## WHAT IS NEEDED
From the entries below, pull out each line where "Curve" appears.

** START ROWS **

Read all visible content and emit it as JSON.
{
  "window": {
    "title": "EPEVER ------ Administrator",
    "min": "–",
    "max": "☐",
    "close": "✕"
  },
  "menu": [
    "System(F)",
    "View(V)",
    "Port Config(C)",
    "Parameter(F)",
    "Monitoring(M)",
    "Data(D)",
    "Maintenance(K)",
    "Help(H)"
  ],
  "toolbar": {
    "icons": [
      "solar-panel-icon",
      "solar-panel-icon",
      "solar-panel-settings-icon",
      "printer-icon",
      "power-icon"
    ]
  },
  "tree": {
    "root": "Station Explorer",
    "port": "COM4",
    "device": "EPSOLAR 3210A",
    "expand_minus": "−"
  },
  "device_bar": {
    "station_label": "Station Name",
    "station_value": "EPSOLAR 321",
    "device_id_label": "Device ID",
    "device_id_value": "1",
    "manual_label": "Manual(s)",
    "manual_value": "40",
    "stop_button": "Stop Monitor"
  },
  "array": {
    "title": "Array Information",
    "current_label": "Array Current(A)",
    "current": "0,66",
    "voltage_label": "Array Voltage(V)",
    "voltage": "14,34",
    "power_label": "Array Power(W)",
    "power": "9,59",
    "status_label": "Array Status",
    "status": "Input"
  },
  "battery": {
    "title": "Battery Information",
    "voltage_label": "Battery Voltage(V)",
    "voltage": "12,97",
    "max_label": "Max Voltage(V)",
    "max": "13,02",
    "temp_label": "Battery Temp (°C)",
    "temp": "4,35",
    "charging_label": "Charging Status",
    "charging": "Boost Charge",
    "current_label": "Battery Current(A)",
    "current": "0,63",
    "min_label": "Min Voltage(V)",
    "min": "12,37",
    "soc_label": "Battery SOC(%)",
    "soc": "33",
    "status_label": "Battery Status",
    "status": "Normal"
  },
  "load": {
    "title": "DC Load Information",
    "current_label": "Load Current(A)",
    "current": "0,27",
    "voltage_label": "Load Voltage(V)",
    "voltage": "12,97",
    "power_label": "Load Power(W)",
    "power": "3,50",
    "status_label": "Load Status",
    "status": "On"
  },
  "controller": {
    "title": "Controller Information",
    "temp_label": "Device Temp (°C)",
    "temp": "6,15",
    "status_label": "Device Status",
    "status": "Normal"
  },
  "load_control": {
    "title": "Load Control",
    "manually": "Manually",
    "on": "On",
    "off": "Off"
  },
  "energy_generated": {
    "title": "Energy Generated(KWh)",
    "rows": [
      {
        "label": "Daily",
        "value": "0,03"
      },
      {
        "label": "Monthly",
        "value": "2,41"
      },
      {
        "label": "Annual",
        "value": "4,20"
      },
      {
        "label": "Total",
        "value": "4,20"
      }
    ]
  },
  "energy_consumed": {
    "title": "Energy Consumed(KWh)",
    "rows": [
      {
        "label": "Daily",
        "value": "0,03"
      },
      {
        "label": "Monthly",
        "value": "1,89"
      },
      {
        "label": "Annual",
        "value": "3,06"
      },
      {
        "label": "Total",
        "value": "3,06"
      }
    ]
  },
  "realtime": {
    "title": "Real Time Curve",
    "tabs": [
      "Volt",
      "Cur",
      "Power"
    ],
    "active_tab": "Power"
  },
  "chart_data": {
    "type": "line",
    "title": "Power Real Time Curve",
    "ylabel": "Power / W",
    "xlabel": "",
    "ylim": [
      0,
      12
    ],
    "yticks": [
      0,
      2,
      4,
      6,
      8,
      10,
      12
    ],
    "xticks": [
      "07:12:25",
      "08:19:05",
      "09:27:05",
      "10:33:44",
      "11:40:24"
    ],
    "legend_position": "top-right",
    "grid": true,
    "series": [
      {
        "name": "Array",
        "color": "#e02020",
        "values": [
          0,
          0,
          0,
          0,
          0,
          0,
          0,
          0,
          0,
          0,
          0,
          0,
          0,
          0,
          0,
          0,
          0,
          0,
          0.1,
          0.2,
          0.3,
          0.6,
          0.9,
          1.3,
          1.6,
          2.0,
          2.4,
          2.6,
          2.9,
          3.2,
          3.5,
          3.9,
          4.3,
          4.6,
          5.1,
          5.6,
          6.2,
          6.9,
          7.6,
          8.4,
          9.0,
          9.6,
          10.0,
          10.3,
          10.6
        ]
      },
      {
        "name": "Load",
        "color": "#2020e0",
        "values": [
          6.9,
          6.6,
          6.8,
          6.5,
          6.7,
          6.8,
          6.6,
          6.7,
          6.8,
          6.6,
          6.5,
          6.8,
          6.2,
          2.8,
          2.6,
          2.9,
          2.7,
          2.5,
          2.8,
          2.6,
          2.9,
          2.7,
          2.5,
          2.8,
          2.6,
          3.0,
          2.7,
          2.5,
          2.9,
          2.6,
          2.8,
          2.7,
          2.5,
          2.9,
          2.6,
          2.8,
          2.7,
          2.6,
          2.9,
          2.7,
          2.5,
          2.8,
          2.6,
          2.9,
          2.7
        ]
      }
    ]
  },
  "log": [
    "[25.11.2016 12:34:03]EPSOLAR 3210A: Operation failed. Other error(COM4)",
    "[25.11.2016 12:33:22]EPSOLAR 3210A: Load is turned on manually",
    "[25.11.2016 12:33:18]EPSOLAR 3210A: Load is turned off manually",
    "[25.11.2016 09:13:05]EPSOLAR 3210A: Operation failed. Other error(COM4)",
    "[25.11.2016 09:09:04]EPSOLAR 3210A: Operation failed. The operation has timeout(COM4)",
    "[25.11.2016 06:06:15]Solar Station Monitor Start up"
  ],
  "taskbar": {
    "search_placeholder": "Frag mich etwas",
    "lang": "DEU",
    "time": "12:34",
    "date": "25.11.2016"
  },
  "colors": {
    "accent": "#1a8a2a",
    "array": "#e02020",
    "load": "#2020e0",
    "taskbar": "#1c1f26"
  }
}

** END ROWS **

## RESPONSE
    "title": "Real Time Curve",
    "title": "Power Real Time Curve",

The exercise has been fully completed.